Repeat every record below exactly as written.
#### EXERCISE INPUTS ####
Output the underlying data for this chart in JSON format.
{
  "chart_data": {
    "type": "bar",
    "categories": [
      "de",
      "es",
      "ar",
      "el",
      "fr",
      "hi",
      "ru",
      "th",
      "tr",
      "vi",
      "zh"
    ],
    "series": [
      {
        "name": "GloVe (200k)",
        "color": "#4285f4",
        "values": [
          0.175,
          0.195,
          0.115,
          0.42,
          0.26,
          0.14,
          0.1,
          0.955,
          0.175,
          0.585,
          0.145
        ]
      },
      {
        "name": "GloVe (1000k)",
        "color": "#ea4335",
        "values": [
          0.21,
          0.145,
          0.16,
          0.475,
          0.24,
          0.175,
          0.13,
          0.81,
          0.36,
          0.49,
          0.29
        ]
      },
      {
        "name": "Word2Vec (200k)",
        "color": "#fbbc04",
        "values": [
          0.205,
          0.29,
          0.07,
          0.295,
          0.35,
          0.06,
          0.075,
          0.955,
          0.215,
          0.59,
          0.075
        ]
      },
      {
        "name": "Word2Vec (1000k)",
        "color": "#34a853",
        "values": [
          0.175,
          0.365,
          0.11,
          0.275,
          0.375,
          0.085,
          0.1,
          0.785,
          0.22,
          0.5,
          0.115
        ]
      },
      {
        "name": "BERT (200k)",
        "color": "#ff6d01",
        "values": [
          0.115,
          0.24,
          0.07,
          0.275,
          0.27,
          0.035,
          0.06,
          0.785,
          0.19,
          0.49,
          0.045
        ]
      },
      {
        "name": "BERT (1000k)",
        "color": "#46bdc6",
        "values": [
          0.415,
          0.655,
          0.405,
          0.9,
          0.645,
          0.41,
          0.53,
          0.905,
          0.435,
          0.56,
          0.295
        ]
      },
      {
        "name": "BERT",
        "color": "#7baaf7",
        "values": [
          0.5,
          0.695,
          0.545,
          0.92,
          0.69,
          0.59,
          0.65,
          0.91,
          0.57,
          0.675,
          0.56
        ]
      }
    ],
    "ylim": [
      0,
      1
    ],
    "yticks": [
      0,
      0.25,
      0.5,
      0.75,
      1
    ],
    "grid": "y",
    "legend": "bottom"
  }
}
####
- _OUTPUT FOR THIS TASK_:
Output the underlying data for this chart in JSON format.
{
  "chart_data": {
    "type": "bar",
    "categories": [
      "de",
      "es",
      "ar",
      "el",
      "fr",
      "hi",
      "ru",
      "th",
      "tr",
      "vi",
      "zh"
    ],
    "series": [
      {
        "name": "GloVe (200k)",
        "color": "#4285f4",
        "values": [
          0.175,
          0.195,
          0.115,
          0.42,
          0.26,
          0.14,
          0.1,
          0.955,
          0.175,
          0.585,
          0.145
        ]
      },
      {
        "name": "GloVe (1000k)",
        "color": "#ea4335",
        "values": [
          0.21,
          0.145,
          0.16,
          0.475,
          0.24,
          0.175,
          0.13,
          0.81,
          0.36,
          0.49,
          0.29
        ]
      },
      {
        "name": "Word2Vec (200k)",
        "color": "#fbbc04",
        "values": [
          0.205,
          0.29,
          0.07,
          0.295,
          0.35,
          0.06,
          0.075,
          0.955,
          0.215,
          0.59,
          0.075
        ]
      },
      {
        "name": "Word2Vec (1000k)",
        "color": "#34a853",
        "values": [
          0.175,
          0.365,
          0.11,
          0.275,
          0.375,
          0.085,
          0.1,
          0.785,
          0.22,
          0.5,
          0.115
        ]
      },
      {
        "name": "BERT (200k)",
        "color": "#ff6d01",
        "values": [
          0.115,
          0.24,
          0.07,
          0.275,
          0.27,
          0.035,
          0.06,
          0.785,
          0.19,
          0.49,
          0.045
        ]
      },
      {
        "name": "BERT (1000k)",
        "color": "#46bdc6",
        "values": [
          0.415,
          0.655,
          0.405,
          0.9,
          0.645,
          0.41,
          0.53,
          0.905,
          0.435,
          0.56,
          0.295
        ]
      },
      {
        "name": "BERT",
        "color": "#7baaf7",
        "values": [
          0.5,
          0.695,
          0.545,
          0.92,
          0.69,
          0.59,
          0.65,
          0.91,
          0.57,
          0.675,
          0.56
        ]
      }
    ],
    "ylim": [
      0,
      1
    ],
    "yticks": [
      0,
      0.25,
      0.5,
      0.75,
      1
    ],
    "grid": "y",
    "legend": "bottom"
  }
}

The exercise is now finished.